» **Problem details**:
Without the pictures, output the records below word for word.

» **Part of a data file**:
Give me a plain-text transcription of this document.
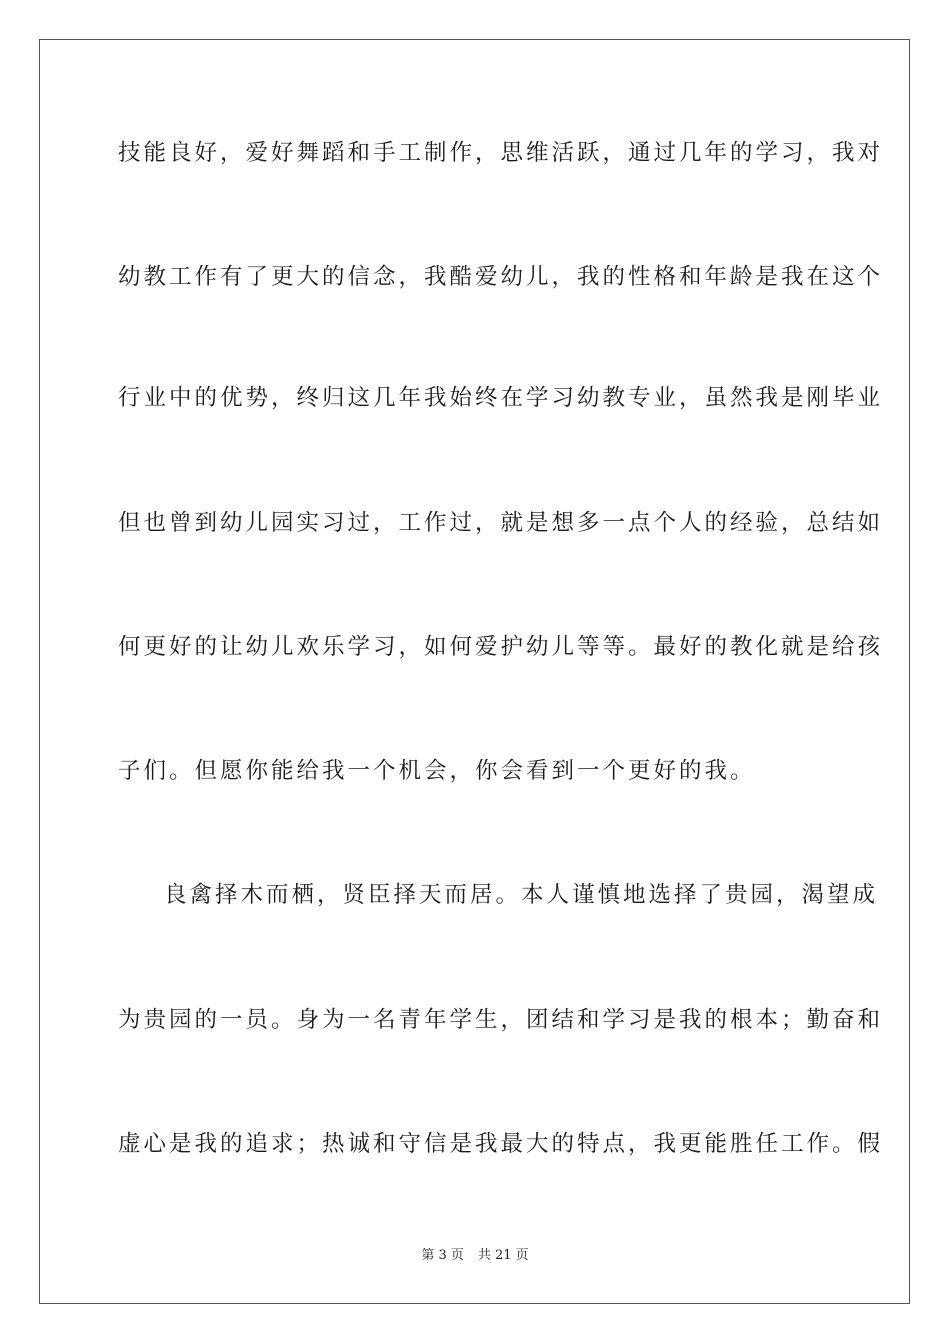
技能良好，爱好舞蹈和手工制作，思维活跃，通过几年的学习，我对
幼教工作有了更大的信念，我酷爱幼儿，我的性格和年龄是我在这个
行业中的优势，终归这几年我始终在学习幼教专业，虽然我是刚毕业
但也曾到幼儿园实习过，工作过，就是想多一点个人的经验，总结如
何更好的让幼儿欢乐学习，如何爱护幼儿等等。最好的教化就是给孩
子们。但愿你能给我一个机会，你会看到一个更好的我。
良禽择木而栖，贤臣择天而居。本人谨慎地选择了贵园，渴望成
为贵园的一员。身为一名青年学生，团结和学习是我的根本；勤奋和
虚心是我的追求；热诚和守信是我最大的特点，我更能胜任工作。假
第 3 页 共 21 页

» **Written solution**:
Give me a plain-text transcription of this document.
技能良好，爱好舞蹈和手工制作，思维活跃，通过几年的学习，我对
幼教工作有了更大的信念，我酷爱幼儿，我的性格和年龄是我在这个
行业中的优势，终归这几年我始终在学习幼教专业，虽然我是刚毕业
但也曾到幼儿园实习过，工作过，就是想多一点个人的经验，总结如
何更好的让幼儿欢乐学习，如何爱护幼儿等等。最好的教化就是给孩
子们。但愿你能给我一个机会，你会看到一个更好的我。
良禽择木而栖，贤臣择天而居。本人谨慎地选择了贵园，渴望成
为贵园的一员。身为一名青年学生，团结和学习是我的根本；勤奋和
虚心是我的追求；热诚和守信是我最大的特点，我更能胜任工作。假
第 3 页 共 21 页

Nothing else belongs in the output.